▶ [Task description]
Could you return every one of the records below word for word, leaving out the pictures?

(Spatial layout records)
----------------

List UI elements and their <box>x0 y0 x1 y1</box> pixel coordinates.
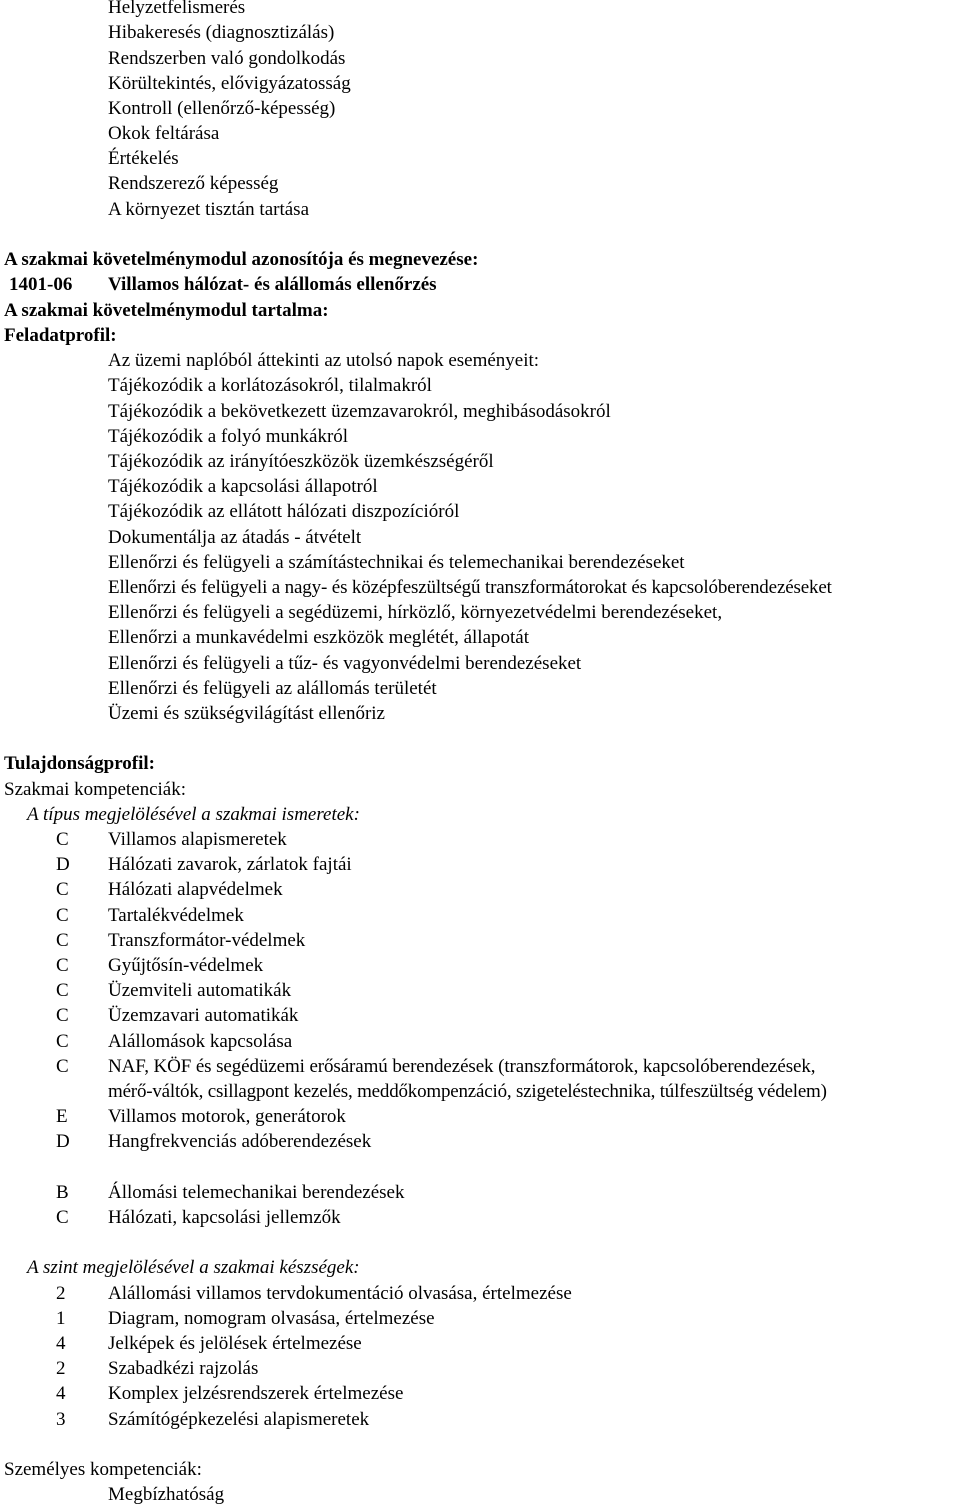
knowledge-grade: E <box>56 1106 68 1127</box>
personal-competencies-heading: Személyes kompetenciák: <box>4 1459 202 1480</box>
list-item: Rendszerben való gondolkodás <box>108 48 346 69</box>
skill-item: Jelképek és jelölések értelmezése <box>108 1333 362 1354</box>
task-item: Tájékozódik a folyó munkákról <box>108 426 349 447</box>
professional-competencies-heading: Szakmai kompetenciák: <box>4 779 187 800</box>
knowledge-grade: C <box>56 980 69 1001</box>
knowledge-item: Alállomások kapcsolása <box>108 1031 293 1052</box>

----------------

▶ [Correct result]
List UI elements and their <box>x0 y0 x1 y1</box> pixel coordinates.
knowledge-grade: E <box>56 1106 68 1127</box>
personal-competencies-heading: Személyes kompetenciák: <box>4 1459 202 1480</box>
list-item: Rendszerben való gondolkodás <box>108 48 346 69</box>
skill-item: Jelképek és jelölések értelmezése <box>108 1333 362 1354</box>
task-item: Tájékozódik a folyó munkákról <box>108 426 349 447</box>
professional-competencies-heading: Szakmai kompetenciák: <box>4 779 187 800</box>
knowledge-grade: C <box>56 980 69 1001</box>
knowledge-item: Alállomások kapcsolása <box>108 1031 293 1052</box>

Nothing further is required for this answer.